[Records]

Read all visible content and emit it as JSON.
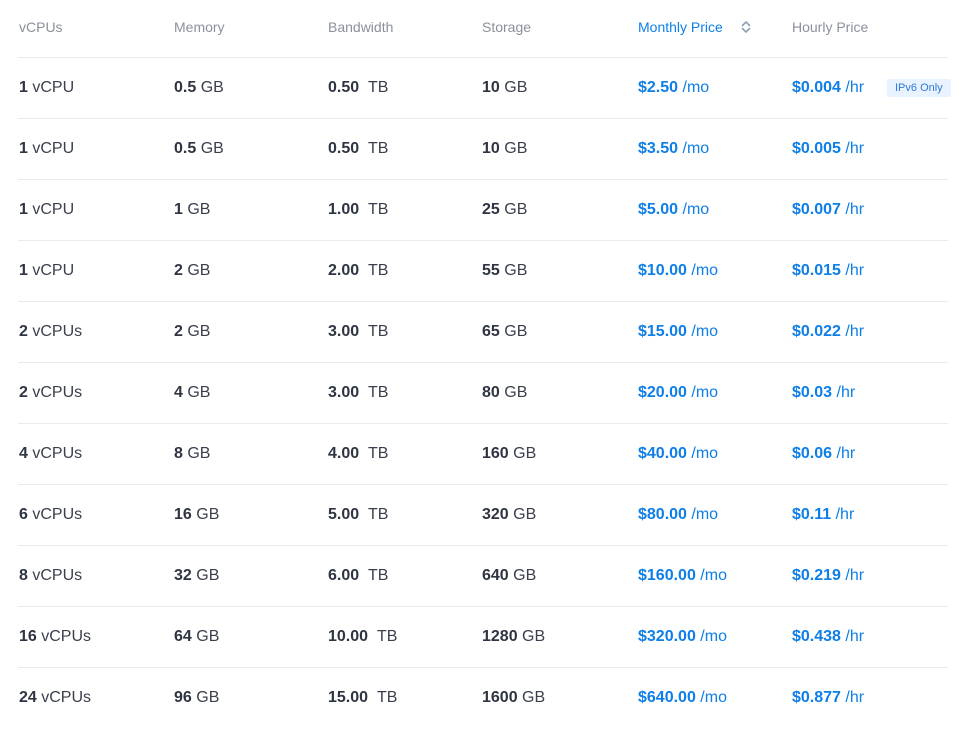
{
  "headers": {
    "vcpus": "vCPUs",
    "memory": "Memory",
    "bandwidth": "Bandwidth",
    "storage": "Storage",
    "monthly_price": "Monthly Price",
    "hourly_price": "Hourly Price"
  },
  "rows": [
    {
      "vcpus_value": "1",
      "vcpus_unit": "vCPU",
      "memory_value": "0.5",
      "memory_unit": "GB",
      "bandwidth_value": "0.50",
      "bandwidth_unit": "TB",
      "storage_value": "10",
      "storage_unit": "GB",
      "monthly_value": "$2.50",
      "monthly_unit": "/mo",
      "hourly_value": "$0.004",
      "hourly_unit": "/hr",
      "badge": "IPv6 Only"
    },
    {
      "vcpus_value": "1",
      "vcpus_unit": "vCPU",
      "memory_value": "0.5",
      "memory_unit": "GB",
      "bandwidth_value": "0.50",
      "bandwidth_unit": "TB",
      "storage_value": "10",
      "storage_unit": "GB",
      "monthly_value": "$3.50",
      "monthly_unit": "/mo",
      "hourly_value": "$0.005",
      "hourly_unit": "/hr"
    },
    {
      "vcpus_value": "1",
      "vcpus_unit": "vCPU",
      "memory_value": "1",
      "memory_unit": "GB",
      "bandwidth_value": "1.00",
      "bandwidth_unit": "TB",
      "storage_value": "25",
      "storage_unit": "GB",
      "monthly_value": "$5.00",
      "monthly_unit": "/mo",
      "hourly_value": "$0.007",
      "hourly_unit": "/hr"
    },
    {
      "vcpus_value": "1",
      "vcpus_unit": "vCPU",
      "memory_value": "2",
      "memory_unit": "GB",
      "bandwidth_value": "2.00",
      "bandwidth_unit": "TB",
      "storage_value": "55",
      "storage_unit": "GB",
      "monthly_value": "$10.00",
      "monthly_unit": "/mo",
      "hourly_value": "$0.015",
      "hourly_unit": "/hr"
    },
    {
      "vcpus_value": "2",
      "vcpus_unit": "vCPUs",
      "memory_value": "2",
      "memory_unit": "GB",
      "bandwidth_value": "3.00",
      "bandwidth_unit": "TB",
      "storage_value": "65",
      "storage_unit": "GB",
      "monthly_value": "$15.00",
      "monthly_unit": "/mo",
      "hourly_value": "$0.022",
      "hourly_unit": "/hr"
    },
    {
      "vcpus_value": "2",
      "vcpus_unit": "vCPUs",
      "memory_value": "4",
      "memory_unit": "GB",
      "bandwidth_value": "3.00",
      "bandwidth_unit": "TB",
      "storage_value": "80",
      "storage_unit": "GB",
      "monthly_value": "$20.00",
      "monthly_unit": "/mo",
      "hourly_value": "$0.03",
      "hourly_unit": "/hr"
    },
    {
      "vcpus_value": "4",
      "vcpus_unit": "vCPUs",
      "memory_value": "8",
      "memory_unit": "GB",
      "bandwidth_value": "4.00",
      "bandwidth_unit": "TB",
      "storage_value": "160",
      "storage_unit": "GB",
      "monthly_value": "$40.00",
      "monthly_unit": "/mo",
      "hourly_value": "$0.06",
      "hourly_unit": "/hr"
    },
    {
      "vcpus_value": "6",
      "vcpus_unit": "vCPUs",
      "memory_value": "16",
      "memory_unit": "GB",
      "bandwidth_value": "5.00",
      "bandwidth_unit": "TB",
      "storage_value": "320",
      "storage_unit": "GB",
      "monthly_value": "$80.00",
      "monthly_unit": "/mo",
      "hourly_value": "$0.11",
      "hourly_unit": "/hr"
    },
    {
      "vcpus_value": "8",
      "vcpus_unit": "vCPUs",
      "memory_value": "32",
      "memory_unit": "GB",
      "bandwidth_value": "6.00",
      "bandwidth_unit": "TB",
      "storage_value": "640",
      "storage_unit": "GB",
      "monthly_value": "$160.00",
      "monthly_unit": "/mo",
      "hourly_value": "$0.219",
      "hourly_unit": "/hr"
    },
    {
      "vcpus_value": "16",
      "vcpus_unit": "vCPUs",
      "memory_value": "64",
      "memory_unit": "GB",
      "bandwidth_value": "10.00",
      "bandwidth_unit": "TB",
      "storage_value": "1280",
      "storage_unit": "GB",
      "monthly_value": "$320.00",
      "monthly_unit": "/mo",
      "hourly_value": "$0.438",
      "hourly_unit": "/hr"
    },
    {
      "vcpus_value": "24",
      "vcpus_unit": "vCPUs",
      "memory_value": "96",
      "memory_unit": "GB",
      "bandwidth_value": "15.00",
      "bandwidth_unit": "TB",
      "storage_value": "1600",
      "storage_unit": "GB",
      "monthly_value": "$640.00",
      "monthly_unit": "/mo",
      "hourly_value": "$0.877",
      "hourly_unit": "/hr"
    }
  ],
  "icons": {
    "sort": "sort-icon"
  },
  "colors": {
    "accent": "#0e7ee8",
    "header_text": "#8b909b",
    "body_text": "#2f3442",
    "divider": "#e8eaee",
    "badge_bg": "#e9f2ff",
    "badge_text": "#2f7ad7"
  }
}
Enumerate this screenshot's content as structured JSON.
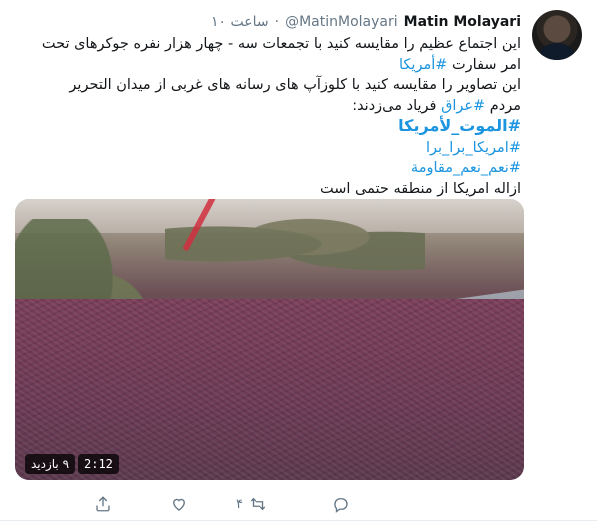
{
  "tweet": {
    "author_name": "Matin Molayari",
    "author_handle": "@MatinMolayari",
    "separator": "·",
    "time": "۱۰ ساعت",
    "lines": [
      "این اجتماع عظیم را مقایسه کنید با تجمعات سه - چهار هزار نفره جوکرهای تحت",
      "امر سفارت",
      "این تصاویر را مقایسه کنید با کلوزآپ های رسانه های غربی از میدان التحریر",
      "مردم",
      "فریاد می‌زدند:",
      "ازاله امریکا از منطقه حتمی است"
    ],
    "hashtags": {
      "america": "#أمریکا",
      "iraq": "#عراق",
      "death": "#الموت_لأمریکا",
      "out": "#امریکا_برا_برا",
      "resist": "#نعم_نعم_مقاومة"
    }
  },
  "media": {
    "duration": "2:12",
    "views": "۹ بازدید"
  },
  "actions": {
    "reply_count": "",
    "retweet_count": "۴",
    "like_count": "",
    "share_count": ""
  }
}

> **Instructions for the task**: Each line in the listing above either holds the string "content" or does not; state how many do, giving the number only.

> **Complete answer**: 2